*SET TASK*
Find the string "Learning" in the records. Copy every line it appears in.

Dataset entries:
********

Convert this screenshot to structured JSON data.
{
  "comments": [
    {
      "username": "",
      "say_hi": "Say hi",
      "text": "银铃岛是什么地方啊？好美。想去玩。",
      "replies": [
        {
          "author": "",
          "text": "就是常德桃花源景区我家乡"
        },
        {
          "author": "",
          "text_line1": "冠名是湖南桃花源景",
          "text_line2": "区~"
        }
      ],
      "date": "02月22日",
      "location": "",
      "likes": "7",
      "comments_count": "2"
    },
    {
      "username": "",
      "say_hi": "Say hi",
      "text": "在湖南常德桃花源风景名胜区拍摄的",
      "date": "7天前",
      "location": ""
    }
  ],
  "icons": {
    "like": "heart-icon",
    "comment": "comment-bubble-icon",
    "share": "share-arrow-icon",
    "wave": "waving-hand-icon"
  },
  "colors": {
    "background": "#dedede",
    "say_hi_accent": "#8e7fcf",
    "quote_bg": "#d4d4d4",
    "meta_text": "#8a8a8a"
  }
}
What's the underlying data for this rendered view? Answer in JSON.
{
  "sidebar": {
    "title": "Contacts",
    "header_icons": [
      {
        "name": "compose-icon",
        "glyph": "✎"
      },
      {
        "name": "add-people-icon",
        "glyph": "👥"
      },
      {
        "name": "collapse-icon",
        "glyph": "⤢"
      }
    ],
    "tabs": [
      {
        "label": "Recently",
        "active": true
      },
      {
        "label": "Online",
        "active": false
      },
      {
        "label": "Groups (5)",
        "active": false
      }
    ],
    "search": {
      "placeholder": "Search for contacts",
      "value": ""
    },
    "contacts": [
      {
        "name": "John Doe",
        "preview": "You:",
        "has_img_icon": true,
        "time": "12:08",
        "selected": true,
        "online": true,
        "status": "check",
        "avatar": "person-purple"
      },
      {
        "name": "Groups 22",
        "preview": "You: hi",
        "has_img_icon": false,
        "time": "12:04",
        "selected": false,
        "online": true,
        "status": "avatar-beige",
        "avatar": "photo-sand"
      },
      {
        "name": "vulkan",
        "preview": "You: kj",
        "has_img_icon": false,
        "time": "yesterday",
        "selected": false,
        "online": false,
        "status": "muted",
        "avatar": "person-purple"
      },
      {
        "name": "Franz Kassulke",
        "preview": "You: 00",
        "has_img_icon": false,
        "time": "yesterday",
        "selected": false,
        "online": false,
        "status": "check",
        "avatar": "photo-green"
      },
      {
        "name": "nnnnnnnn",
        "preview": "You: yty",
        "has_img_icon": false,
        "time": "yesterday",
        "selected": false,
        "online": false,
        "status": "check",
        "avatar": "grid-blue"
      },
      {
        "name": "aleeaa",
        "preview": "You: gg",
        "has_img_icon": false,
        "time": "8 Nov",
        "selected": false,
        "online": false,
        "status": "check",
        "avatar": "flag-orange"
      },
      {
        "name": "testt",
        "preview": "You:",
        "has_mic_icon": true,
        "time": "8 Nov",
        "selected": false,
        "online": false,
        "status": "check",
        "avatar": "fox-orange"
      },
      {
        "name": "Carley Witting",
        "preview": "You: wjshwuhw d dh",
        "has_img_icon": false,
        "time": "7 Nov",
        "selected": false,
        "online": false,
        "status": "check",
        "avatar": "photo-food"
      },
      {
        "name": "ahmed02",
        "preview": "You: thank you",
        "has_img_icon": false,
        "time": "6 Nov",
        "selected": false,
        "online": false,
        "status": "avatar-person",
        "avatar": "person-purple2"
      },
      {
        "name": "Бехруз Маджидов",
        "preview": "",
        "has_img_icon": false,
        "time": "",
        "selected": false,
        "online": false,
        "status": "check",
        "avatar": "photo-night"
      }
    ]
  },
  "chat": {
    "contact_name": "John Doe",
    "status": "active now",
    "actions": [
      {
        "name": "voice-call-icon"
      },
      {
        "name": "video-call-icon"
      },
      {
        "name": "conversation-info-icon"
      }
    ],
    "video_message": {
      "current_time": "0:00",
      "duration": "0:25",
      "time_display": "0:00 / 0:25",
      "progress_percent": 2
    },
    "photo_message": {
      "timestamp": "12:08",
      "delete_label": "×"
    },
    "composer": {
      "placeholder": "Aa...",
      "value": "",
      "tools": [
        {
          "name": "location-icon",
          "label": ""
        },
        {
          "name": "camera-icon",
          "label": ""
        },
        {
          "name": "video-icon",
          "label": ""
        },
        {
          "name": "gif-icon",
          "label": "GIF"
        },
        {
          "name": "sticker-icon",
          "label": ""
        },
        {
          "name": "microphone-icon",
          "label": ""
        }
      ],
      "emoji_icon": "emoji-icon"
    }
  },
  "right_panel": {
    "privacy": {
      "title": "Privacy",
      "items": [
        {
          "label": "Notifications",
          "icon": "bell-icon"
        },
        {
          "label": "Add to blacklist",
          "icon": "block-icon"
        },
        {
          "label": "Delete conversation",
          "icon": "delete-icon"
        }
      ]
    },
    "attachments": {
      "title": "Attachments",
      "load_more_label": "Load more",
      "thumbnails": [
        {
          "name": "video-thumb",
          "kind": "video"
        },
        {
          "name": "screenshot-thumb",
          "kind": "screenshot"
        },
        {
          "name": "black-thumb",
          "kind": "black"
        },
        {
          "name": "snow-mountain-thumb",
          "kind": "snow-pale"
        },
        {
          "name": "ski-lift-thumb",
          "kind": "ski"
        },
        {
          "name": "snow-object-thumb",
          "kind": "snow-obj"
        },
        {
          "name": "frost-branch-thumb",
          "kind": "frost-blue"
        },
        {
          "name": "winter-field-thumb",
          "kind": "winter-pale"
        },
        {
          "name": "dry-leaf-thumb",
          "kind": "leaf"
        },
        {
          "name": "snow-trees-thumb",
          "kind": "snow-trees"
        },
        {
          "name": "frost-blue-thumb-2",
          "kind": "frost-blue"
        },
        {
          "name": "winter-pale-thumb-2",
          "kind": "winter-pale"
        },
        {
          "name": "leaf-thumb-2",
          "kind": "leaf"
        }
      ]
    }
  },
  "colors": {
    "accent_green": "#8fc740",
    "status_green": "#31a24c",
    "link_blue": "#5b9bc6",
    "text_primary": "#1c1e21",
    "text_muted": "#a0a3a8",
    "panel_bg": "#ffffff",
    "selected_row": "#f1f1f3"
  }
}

********

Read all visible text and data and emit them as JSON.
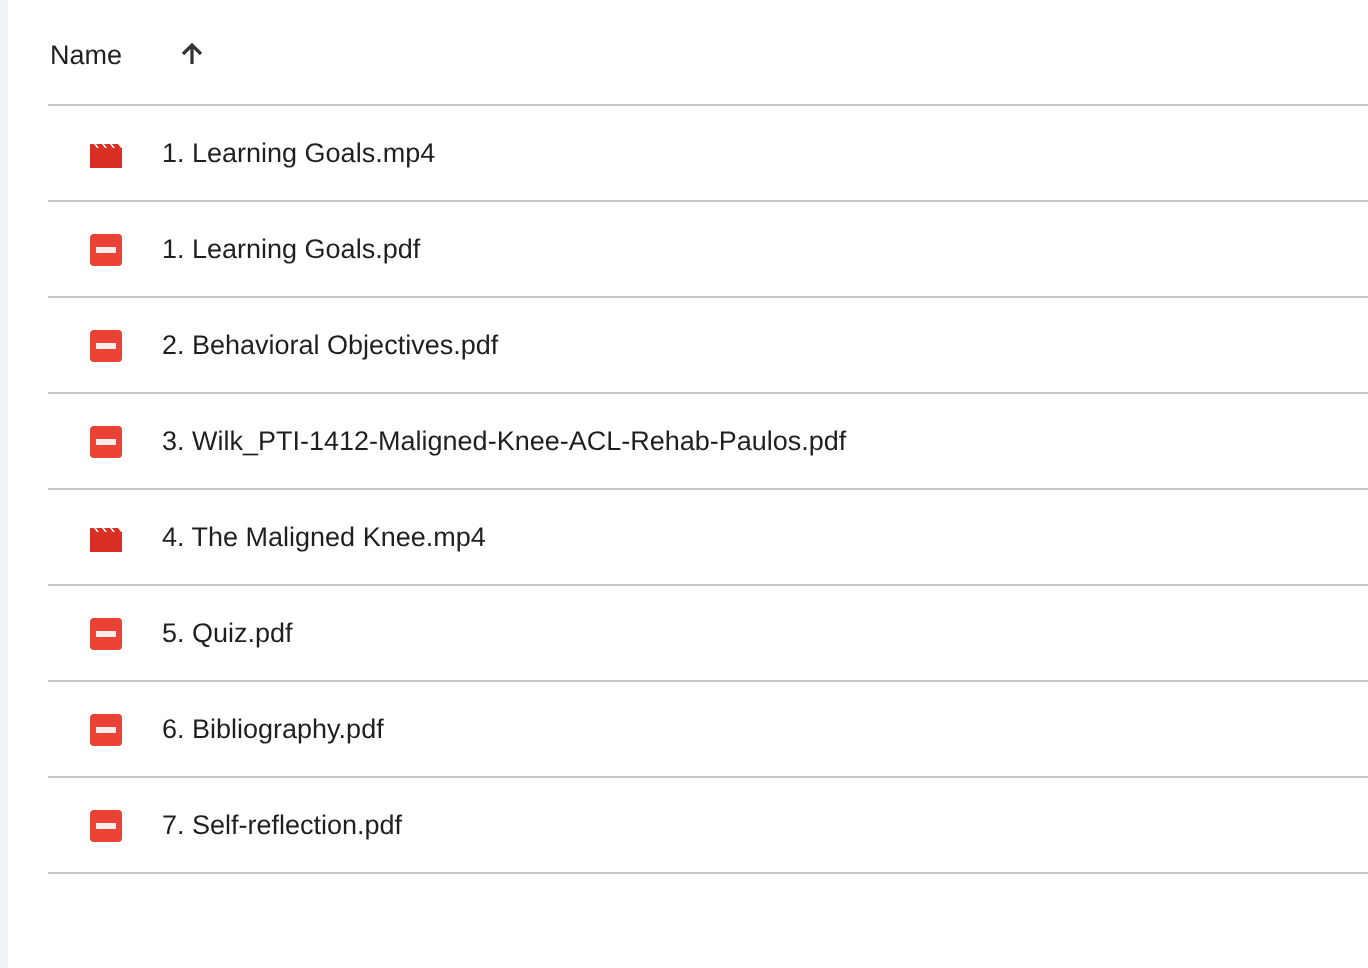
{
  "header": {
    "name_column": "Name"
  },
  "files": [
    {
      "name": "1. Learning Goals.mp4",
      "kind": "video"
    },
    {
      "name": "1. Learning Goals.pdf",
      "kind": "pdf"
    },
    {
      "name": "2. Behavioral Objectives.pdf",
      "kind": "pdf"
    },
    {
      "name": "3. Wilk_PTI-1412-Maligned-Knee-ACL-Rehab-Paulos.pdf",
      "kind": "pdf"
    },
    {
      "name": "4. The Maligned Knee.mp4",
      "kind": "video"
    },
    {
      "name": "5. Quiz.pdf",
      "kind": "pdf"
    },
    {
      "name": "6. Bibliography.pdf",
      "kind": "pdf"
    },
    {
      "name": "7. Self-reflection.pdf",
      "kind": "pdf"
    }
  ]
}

********

*ANSWER*
      "name": "1. Learning Goals.mp4",
      "name": "1. Learning Goals.pdf",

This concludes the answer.